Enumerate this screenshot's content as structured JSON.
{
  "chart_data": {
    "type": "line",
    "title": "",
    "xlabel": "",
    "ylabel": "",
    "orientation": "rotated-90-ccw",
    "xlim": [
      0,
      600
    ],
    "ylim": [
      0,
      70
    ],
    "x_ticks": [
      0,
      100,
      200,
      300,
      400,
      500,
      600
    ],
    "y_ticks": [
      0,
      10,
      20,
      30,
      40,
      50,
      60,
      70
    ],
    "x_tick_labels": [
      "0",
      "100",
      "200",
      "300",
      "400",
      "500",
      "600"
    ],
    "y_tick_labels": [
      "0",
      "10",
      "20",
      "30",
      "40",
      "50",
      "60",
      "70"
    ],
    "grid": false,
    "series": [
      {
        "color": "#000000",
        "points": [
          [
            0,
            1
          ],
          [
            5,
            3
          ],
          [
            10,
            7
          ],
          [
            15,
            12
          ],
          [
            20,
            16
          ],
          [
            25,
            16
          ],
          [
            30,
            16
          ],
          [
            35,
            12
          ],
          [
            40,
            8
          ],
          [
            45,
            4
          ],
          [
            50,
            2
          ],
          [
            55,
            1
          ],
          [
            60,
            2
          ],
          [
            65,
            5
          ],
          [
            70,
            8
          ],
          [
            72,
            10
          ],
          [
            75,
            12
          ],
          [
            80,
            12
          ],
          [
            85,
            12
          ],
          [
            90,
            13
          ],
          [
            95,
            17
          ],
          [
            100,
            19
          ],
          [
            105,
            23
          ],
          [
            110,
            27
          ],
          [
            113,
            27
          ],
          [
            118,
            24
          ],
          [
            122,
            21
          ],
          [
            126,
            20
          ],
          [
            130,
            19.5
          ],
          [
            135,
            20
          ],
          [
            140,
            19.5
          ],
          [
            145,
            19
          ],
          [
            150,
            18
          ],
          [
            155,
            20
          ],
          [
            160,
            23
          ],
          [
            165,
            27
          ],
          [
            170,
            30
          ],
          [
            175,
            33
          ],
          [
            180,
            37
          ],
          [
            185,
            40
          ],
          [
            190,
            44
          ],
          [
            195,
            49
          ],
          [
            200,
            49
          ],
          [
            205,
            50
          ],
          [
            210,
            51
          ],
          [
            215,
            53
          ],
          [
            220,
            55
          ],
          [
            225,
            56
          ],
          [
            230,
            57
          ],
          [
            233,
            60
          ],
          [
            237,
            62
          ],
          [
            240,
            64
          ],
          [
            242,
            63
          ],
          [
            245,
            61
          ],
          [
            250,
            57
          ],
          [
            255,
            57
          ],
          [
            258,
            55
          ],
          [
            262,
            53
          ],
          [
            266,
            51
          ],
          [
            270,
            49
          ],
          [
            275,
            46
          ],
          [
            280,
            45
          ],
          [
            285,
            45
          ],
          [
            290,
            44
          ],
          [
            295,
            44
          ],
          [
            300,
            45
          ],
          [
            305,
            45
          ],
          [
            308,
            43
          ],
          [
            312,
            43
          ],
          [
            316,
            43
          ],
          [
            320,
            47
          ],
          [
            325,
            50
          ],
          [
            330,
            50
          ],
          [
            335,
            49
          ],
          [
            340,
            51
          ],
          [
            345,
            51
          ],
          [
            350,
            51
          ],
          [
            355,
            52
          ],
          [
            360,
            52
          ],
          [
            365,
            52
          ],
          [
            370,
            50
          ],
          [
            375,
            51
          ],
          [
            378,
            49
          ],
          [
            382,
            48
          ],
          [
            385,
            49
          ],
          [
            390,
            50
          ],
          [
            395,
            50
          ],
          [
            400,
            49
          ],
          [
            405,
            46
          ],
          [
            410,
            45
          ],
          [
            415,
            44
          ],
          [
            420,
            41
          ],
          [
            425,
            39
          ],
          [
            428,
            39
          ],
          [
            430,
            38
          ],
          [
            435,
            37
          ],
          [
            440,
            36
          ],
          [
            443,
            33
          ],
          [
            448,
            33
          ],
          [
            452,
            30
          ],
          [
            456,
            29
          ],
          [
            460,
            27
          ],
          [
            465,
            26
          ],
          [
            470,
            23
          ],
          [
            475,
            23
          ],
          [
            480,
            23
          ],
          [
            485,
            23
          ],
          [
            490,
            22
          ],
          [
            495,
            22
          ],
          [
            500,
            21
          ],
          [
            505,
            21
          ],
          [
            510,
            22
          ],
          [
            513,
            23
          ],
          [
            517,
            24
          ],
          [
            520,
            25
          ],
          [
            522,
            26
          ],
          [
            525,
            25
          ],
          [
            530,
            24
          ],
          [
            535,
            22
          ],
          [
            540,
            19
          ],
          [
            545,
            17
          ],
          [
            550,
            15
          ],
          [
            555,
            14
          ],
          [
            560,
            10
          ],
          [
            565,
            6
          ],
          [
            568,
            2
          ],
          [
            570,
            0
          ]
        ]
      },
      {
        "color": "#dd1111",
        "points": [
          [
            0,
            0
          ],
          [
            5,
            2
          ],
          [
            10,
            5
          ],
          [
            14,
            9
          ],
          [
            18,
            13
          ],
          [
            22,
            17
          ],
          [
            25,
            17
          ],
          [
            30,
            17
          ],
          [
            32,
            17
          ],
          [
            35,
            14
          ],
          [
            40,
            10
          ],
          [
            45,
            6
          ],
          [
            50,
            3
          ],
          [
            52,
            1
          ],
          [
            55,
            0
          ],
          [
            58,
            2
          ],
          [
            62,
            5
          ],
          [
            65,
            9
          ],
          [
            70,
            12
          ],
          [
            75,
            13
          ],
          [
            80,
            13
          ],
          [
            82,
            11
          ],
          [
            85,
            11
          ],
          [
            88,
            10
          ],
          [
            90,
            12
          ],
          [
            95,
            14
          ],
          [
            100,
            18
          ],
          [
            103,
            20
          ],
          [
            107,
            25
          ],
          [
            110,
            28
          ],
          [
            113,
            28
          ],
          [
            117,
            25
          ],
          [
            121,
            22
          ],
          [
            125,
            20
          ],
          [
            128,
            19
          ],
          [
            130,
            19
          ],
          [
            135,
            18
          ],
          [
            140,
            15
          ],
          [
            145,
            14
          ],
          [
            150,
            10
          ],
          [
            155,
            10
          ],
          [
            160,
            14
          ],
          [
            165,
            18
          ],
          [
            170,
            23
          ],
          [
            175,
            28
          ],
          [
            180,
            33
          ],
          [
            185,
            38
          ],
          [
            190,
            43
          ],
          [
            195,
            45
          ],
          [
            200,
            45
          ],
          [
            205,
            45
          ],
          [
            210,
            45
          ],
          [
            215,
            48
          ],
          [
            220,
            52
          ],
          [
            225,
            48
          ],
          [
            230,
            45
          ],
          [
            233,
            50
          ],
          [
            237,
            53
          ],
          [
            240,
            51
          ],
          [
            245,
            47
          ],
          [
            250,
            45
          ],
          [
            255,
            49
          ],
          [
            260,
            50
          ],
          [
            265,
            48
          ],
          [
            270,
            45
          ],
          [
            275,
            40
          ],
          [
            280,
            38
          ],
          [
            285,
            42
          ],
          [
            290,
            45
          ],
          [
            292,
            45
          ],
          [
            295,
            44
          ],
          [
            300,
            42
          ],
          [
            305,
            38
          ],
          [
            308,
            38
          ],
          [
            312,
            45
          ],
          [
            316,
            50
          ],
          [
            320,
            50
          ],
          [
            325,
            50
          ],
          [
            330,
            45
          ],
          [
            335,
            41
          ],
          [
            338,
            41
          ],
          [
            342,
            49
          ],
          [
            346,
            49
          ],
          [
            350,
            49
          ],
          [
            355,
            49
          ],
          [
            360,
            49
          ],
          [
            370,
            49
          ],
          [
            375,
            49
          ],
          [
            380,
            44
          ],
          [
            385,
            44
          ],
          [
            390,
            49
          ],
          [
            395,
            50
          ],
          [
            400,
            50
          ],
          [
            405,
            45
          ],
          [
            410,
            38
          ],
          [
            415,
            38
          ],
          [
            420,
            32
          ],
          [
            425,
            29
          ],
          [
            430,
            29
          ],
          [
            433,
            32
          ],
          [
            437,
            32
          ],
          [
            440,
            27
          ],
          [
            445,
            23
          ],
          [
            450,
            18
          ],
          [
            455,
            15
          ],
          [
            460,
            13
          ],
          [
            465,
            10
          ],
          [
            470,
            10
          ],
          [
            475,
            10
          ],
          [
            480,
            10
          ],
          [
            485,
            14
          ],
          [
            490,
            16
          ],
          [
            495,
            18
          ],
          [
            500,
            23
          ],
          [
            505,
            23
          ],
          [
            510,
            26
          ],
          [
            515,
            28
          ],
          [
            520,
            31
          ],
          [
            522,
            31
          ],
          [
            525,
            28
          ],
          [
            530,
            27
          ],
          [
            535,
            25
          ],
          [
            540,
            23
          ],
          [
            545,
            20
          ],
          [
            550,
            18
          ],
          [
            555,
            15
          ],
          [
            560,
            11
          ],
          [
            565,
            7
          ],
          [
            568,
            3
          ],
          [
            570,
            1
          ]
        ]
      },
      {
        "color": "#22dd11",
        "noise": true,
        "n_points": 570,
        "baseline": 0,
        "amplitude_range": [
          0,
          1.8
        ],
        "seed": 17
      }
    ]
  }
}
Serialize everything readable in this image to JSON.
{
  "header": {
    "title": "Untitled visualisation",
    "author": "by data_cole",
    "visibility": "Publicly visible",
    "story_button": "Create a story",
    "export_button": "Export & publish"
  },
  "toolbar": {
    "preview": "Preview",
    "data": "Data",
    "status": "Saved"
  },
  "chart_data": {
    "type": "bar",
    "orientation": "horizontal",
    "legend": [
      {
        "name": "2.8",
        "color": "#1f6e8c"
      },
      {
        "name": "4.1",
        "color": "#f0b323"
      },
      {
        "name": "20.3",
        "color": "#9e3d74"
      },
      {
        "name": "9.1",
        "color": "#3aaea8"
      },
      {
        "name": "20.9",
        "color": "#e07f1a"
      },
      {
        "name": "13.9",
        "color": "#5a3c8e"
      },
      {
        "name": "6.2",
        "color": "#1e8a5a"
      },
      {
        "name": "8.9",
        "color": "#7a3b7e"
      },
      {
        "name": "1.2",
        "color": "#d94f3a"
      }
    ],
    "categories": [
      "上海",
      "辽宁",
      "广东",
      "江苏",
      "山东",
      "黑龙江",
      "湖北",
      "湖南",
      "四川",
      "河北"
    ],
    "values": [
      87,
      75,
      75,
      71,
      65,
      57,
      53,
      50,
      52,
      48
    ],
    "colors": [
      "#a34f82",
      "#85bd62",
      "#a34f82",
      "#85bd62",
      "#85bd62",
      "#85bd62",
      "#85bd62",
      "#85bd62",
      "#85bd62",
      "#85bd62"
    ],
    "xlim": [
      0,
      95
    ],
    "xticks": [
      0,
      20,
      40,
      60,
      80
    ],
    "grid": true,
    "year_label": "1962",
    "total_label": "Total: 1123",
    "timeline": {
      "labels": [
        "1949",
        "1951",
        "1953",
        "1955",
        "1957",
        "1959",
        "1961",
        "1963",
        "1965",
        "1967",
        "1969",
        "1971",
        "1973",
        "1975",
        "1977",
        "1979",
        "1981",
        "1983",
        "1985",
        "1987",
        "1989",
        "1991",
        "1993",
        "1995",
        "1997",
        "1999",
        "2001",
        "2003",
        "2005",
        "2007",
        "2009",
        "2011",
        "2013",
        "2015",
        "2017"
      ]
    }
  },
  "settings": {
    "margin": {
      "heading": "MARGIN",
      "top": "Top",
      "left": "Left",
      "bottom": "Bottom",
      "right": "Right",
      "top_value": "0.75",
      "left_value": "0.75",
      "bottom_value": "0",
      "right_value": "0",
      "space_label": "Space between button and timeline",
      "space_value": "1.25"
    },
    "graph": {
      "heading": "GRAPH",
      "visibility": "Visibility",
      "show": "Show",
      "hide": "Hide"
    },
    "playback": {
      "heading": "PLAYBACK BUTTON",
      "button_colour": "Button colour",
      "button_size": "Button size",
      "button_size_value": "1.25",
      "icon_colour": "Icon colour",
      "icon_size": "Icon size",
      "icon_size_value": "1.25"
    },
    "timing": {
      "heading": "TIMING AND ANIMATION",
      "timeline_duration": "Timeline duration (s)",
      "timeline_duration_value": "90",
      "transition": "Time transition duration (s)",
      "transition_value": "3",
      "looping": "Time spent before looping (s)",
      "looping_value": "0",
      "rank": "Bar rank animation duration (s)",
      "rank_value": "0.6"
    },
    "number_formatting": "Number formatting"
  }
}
════════════════
What the task requires:
In the entries above, find the lines containing the word "JSON" and say how many there are, with no other words.

Output of the task:
2